Stated problem: Each line of the material below should be reproduced exactly.

Excerpted records:
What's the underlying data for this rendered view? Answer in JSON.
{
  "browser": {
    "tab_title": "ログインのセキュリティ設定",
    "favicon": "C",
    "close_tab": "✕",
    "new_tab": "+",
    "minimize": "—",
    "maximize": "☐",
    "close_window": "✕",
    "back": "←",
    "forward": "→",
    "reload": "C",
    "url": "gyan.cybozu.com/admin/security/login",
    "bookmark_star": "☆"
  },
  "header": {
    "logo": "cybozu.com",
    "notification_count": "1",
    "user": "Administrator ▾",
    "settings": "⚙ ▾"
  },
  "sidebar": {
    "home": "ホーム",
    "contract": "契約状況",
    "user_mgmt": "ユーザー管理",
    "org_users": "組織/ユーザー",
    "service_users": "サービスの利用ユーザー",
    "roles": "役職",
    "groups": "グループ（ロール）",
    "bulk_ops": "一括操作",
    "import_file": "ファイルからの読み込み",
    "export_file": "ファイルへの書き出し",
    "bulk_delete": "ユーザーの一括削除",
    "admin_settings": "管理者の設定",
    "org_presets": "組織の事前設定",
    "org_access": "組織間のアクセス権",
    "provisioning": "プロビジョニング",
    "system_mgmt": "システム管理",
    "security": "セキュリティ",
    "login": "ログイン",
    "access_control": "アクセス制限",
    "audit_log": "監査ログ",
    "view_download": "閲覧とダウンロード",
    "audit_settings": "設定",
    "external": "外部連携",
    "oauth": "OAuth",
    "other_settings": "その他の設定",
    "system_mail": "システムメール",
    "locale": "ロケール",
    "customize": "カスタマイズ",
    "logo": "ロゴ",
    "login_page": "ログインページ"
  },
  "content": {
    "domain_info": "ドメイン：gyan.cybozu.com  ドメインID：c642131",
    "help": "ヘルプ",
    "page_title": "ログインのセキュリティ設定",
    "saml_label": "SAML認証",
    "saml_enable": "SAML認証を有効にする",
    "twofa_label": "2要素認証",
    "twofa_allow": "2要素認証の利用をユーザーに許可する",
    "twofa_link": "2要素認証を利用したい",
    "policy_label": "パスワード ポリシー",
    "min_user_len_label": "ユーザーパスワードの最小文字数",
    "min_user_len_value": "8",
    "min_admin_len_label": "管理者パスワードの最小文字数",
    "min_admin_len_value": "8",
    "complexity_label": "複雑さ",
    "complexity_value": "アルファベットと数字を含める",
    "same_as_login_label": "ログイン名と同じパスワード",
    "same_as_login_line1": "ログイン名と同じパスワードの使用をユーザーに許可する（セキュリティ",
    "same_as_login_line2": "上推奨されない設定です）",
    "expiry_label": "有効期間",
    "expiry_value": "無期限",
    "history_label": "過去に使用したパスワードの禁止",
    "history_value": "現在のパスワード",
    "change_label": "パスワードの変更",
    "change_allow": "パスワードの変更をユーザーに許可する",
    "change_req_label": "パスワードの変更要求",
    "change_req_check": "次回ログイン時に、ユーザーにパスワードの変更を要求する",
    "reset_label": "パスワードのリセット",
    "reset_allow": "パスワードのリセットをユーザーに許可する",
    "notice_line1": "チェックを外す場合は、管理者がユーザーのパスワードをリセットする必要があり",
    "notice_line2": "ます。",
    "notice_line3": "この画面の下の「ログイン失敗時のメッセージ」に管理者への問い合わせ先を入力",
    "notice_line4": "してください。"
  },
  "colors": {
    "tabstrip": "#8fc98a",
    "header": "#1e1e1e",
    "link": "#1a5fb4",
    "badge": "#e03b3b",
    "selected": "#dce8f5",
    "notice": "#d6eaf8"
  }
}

Response:
What's the underlying data for this rendered view? Answer in JSON.
{
  "browser": {
    "tab_title": "ログインのセキュリティ設定",
    "favicon": "C",
    "close_tab": "✕",
    "new_tab": "+",
    "minimize": "—",
    "maximize": "☐",
    "close_window": "✕",
    "back": "←",
    "forward": "→",
    "reload": "C",
    "url": "gyan.cybozu.com/admin/security/login",
    "bookmark_star": "☆"
  },
  "header": {
    "logo": "cybozu.com",
    "notification_count": "1",
    "user": "Administrator ▾",
    "settings": "⚙ ▾"
  },
  "sidebar": {
    "home": "ホーム",
    "contract": "契約状況",
    "user_mgmt": "ユーザー管理",
    "org_users": "組織/ユーザー",
    "service_users": "サービスの利用ユーザー",
    "roles": "役職",
    "groups": "グループ（ロール）",
    "bulk_ops": "一括操作",
    "import_file": "ファイルからの読み込み",
    "export_file": "ファイルへの書き出し",
    "bulk_delete": "ユーザーの一括削除",
    "admin_settings": "管理者の設定",
    "org_presets": "組織の事前設定",
    "org_access": "組織間のアクセス権",
    "provisioning": "プロビジョニング",
    "system_mgmt": "システム管理",
    "security": "セキュリティ",
    "login": "ログイン",
    "access_control": "アクセス制限",
    "audit_log": "監査ログ",
    "view_download": "閲覧とダウンロード",
    "audit_settings": "設定",
    "external": "外部連携",
    "oauth": "OAuth",
    "other_settings": "その他の設定",
    "system_mail": "システムメール",
    "locale": "ロケール",
    "customize": "カスタマイズ",
    "logo": "ロゴ",
    "login_page": "ログインページ"
  },
  "content": {
    "domain_info": "ドメイン：gyan.cybozu.com  ドメインID：c642131",
    "help": "ヘルプ",
    "page_title": "ログインのセキュリティ設定",
    "saml_label": "SAML認証",
    "saml_enable": "SAML認証を有効にする",
    "twofa_label": "2要素認証",
    "twofa_allow": "2要素認証の利用をユーザーに許可する",
    "twofa_link": "2要素認証を利用したい",
    "policy_label": "パスワード ポリシー",
    "min_user_len_label": "ユーザーパスワードの最小文字数",
    "min_user_len_value": "8",
    "min_admin_len_label": "管理者パスワードの最小文字数",
    "min_admin_len_value": "8",
    "complexity_label": "複雑さ",
    "complexity_value": "アルファベットと数字を含める",
    "same_as_login_label": "ログイン名と同じパスワード",
    "same_as_login_line1": "ログイン名と同じパスワードの使用をユーザーに許可する（セキュリティ",
    "same_as_login_line2": "上推奨されない設定です）",
    "expiry_label": "有効期間",
    "expiry_value": "無期限",
    "history_label": "過去に使用したパスワードの禁止",
    "history_value": "現在のパスワード",
    "change_label": "パスワードの変更",
    "change_allow": "パスワードの変更をユーザーに許可する",
    "change_req_label": "パスワードの変更要求",
    "change_req_check": "次回ログイン時に、ユーザーにパスワードの変更を要求する",
    "reset_label": "パスワードのリセット",
    "reset_allow": "パスワードのリセットをユーザーに許可する",
    "notice_line1": "チェックを外す場合は、管理者がユーザーのパスワードをリセットする必要があり",
    "notice_line2": "ます。",
    "notice_line3": "この画面の下の「ログイン失敗時のメッセージ」に管理者への問い合わせ先を入力",
    "notice_line4": "してください。"
  },
  "colors": {
    "tabstrip": "#8fc98a",
    "header": "#1e1e1e",
    "link": "#1a5fb4",
    "badge": "#e03b3b",
    "selected": "#dce8f5",
    "notice": "#d6eaf8"
  }
}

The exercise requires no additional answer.